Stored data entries
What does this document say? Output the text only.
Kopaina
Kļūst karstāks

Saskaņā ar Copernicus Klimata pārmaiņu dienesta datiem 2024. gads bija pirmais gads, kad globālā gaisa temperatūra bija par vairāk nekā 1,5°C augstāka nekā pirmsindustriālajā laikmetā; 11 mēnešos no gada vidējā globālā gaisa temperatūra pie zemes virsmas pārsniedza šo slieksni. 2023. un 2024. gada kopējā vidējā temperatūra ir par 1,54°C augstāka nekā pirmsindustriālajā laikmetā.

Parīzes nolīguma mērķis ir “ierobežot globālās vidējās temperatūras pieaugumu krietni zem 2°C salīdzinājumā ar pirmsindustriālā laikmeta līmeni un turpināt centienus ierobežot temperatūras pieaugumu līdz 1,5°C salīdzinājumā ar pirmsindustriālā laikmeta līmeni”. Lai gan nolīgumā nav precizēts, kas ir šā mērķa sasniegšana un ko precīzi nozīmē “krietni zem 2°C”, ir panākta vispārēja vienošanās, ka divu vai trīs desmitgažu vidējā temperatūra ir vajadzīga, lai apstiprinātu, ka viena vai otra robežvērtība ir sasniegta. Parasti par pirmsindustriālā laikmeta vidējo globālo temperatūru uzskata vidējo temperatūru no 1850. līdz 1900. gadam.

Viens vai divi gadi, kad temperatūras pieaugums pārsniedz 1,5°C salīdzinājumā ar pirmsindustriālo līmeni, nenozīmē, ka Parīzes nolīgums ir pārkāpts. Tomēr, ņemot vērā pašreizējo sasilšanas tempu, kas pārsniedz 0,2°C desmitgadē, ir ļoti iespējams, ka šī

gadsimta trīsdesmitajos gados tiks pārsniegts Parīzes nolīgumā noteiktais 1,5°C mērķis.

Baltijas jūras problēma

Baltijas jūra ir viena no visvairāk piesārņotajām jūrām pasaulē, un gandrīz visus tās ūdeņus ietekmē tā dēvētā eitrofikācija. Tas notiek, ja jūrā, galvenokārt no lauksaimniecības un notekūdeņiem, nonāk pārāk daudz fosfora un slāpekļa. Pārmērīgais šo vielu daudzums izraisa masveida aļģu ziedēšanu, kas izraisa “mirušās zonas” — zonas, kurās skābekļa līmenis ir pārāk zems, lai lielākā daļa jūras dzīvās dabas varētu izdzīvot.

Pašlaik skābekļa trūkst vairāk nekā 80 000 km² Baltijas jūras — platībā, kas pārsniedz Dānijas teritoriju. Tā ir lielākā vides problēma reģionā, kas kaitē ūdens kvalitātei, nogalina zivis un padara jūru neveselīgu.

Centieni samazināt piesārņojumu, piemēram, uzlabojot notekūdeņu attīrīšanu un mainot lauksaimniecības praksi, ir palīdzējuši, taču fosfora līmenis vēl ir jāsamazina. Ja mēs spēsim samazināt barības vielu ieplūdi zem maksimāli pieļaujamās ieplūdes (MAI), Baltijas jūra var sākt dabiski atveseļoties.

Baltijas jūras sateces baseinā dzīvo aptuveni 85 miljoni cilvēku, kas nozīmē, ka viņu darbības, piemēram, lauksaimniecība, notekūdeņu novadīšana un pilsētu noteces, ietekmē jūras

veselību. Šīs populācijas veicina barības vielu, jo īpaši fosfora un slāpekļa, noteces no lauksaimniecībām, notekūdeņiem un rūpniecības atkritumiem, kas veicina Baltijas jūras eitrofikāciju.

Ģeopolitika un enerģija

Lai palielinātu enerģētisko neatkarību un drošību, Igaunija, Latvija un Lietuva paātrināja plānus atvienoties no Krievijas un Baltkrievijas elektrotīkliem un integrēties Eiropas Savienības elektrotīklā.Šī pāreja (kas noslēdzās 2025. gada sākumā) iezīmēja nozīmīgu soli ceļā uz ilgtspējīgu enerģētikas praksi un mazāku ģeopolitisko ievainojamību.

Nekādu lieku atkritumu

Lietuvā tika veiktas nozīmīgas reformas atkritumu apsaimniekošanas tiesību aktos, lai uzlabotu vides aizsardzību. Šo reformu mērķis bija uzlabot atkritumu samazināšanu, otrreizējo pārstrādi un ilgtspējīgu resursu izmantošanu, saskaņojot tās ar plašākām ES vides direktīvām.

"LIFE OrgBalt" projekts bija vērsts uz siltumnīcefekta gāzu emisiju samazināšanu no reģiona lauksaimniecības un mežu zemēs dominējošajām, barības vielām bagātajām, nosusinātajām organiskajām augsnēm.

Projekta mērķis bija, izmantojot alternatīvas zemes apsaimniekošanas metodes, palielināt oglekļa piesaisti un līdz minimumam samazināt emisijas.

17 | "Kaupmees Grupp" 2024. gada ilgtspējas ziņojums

_Given instruction:_
Extract every entry in the listing word for word.

_Answer to this task:_
What does this document say? Output the text only.
Kopaina
Kļūst karstāks

Saskaņā ar Copernicus Klimata pārmaiņu dienesta datiem 2024. gads bija pirmais gads, kad globālā gaisa temperatūra bija par vairāk nekā 1,5°C augstāka nekā pirmsindustriālajā laikmetā; 11 mēnešos no gada vidējā globālā gaisa temperatūra pie zemes virsmas pārsniedza šo slieksni. 2023. un 2024. gada kopējā vidējā temperatūra ir par 1,54°C augstāka nekā pirmsindustriālajā laikmetā.

Parīzes nolīguma mērķis ir “ierobežot globālās vidējās temperatūras pieaugumu krietni zem 2°C salīdzinājumā ar pirmsindustriālā laikmeta līmeni un turpināt centienus ierobežot temperatūras pieaugumu līdz 1,5°C salīdzinājumā ar pirmsindustriālā laikmeta līmeni”. Lai gan nolīgumā nav precizēts, kas ir šā mērķa sasniegšana un ko precīzi nozīmē “krietni zem 2°C”, ir panākta vispārēja vienošanās, ka divu vai trīs desmitgažu vidējā temperatūra ir vajadzīga, lai apstiprinātu, ka viena vai otra robežvērtība ir sasniegta. Parasti par pirmsindustriālā laikmeta vidējo globālo temperatūru uzskata vidējo temperatūru no 1850. līdz 1900. gadam.

Viens vai divi gadi, kad temperatūras pieaugums pārsniedz 1,5°C salīdzinājumā ar pirmsindustriālo līmeni, nenozīmē, ka Parīzes nolīgums ir pārkāpts. Tomēr, ņemot vērā pašreizējo sasilšanas tempu, kas pārsniedz 0,2°C desmitgadē, ir ļoti iespējams, ka šī

gadsimta trīsdesmitajos gados tiks pārsniegts Parīzes nolīgumā noteiktais 1,5°C mērķis.

Baltijas jūras problēma

Baltijas jūra ir viena no visvairāk piesārņotajām jūrām pasaulē, un gandrīz visus tās ūdeņus ietekmē tā dēvētā eitrofikācija. Tas notiek, ja jūrā, galvenokārt no lauksaimniecības un notekūdeņiem, nonāk pārāk daudz fosfora un slāpekļa. Pārmērīgais šo vielu daudzums izraisa masveida aļģu ziedēšanu, kas izraisa “mirušās zonas” — zonas, kurās skābekļa līmenis ir pārāk zems, lai lielākā daļa jūras dzīvās dabas varētu izdzīvot.

Pašlaik skābekļa trūkst vairāk nekā 80 000 km² Baltijas jūras — platībā, kas pārsniedz Dānijas teritoriju. Tā ir lielākā vides problēma reģionā, kas kaitē ūdens kvalitātei, nogalina zivis un padara jūru neveselīgu.

Centieni samazināt piesārņojumu, piemēram, uzlabojot notekūdeņu attīrīšanu un mainot lauksaimniecības praksi, ir palīdzējuši, taču fosfora līmenis vēl ir jāsamazina. Ja mēs spēsim samazināt barības vielu ieplūdi zem maksimāli pieļaujamās ieplūdes (MAI), Baltijas jūra var sākt dabiski atveseļoties.

Baltijas jūras sateces baseinā dzīvo aptuveni 85 miljoni cilvēku, kas nozīmē, ka viņu darbības, piemēram, lauksaimniecība, notekūdeņu novadīšana un pilsētu noteces, ietekmē jūras

veselību. Šīs populācijas veicina barības vielu, jo īpaši fosfora un slāpekļa, noteces no lauksaimniecībām, notekūdeņiem un rūpniecības atkritumiem, kas veicina Baltijas jūras eitrofikāciju.

Ģeopolitika un enerģija

Lai palielinātu enerģētisko neatkarību un drošību, Igaunija, Latvija un Lietuva paātrināja plānus atvienoties no Krievijas un Baltkrievijas elektrotīkliem un integrēties Eiropas Savienības elektrotīklā.Šī pāreja (kas noslēdzās 2025. gada sākumā) iezīmēja nozīmīgu soli ceļā uz ilgtspējīgu enerģētikas praksi un mazāku ģeopolitisko ievainojamību.

Nekādu lieku atkritumu

Lietuvā tika veiktas nozīmīgas reformas atkritumu apsaimniekošanas tiesību aktos, lai uzlabotu vides aizsardzību. Šo reformu mērķis bija uzlabot atkritumu samazināšanu, otrreizējo pārstrādi un ilgtspējīgu resursu izmantošanu, saskaņojot tās ar plašākām ES vides direktīvām.

"LIFE OrgBalt" projekts bija vērsts uz siltumnīcefekta gāzu emisiju samazināšanu no reģiona lauksaimniecības un mežu zemēs dominējošajām, barības vielām bagātajām, nosusinātajām organiskajām augsnēm.

Projekta mērķis bija, izmantojot alternatīvas zemes apsaimniekošanas metodes, palielināt oglekļa piesaisti un līdz minimumam samazināt emisijas.

17 | "Kaupmees Grupp" 2024. gada ilgtspējas ziņojums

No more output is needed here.